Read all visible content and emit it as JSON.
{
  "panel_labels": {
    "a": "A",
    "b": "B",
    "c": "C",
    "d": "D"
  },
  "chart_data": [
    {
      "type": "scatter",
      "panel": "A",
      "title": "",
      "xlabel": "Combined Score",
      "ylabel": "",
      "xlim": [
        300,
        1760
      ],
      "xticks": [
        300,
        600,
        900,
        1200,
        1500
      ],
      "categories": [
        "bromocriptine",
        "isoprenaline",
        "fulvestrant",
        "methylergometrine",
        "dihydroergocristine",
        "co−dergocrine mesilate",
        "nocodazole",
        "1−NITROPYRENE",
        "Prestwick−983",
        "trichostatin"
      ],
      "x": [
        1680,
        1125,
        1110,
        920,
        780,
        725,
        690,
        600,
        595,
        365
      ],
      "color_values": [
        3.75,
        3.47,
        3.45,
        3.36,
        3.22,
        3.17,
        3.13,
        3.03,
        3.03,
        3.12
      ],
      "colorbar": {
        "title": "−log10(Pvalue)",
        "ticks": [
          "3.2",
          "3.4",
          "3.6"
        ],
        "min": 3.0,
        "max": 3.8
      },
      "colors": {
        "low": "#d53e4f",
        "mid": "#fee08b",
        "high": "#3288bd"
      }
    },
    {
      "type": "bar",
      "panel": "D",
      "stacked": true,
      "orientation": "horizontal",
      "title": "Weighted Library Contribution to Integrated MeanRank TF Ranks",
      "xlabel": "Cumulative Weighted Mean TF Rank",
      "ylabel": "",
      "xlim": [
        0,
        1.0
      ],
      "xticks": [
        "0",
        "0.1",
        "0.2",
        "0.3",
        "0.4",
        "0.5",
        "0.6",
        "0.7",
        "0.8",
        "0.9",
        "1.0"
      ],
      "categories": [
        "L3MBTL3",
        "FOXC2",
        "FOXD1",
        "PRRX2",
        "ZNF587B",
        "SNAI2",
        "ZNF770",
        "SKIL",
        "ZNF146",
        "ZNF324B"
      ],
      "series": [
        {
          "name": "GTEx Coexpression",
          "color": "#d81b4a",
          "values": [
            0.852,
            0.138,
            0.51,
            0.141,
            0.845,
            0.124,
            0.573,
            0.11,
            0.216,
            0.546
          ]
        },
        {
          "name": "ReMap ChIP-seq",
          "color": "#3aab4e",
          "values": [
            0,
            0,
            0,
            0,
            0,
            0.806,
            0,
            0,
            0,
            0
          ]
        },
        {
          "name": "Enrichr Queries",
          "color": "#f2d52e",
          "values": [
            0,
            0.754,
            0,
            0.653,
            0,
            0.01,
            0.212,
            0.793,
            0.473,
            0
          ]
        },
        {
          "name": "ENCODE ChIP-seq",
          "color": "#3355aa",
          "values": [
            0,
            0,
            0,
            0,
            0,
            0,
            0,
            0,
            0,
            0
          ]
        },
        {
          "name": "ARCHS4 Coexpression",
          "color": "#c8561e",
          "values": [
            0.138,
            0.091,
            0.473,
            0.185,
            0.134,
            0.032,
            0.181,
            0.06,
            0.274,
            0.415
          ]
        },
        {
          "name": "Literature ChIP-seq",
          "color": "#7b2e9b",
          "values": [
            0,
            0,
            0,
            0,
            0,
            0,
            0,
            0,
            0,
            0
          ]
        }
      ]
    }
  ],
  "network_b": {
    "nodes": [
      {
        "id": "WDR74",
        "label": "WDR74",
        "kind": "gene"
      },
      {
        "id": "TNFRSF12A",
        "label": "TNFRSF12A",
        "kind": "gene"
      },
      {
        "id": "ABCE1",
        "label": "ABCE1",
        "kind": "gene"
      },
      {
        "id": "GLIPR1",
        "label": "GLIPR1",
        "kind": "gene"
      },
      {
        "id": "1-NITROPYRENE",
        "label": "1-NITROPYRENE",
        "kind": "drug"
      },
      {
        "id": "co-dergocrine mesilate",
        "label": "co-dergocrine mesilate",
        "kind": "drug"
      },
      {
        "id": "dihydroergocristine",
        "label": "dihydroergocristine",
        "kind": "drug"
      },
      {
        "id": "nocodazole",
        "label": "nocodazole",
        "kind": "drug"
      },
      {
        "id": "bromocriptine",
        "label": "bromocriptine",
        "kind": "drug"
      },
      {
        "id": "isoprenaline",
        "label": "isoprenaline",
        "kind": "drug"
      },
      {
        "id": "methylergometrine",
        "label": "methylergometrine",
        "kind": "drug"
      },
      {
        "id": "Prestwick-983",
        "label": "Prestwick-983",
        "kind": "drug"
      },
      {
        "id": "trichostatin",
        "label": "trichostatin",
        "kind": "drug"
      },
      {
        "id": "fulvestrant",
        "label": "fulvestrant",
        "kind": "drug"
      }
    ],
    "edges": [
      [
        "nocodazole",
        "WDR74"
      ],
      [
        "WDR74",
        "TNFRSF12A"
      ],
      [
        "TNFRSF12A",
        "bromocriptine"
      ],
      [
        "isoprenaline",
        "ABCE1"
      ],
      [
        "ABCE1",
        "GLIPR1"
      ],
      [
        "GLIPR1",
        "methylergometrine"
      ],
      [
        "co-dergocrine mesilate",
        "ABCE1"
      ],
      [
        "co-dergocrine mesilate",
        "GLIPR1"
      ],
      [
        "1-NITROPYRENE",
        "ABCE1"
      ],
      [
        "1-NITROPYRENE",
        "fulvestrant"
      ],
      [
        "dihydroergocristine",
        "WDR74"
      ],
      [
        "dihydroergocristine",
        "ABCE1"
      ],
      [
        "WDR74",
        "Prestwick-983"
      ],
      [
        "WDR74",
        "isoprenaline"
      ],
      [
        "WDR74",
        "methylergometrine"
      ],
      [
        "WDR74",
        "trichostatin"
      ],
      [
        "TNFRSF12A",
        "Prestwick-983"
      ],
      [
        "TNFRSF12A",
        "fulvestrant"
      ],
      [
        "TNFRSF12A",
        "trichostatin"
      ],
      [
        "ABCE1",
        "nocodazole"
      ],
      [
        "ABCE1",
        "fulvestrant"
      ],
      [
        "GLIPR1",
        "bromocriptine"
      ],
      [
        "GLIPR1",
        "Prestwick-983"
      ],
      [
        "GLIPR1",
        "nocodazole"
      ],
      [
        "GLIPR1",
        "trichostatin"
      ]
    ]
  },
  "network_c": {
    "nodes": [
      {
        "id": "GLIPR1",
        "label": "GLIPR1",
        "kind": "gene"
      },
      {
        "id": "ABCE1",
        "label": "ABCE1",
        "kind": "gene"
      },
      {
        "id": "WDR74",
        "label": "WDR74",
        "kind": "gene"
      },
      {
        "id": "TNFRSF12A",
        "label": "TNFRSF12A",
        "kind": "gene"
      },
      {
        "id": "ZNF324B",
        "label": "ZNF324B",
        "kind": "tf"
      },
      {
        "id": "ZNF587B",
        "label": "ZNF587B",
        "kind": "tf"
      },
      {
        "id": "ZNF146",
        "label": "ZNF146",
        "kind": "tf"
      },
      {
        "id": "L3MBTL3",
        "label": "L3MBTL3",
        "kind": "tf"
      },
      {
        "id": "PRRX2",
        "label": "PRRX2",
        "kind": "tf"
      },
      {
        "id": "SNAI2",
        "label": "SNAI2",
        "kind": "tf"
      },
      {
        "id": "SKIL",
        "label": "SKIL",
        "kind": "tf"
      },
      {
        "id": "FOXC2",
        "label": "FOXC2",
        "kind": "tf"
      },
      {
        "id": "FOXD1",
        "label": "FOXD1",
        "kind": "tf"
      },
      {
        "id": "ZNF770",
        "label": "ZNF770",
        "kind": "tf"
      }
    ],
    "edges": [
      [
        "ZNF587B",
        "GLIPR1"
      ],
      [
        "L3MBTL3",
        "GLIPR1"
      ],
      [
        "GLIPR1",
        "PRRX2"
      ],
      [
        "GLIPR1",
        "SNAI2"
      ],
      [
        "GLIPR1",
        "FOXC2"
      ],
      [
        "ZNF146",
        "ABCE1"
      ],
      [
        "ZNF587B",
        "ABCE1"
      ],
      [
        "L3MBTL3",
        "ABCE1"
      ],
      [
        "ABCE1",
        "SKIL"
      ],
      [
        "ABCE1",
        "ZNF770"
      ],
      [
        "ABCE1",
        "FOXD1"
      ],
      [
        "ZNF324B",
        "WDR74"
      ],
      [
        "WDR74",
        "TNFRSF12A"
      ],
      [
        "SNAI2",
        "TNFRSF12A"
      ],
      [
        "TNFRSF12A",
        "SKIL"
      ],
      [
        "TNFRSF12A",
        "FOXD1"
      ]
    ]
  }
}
_ _ _ _ _ _ _
▶ Stated exercise
Find the word "isoprenaline" in the entries above and gather every line that holds it.

▶ The output
        "isoprenaline",
        "id": "isoprenaline",
        "label": "isoprenaline",
        "isoprenaline",
        "isoprenaline"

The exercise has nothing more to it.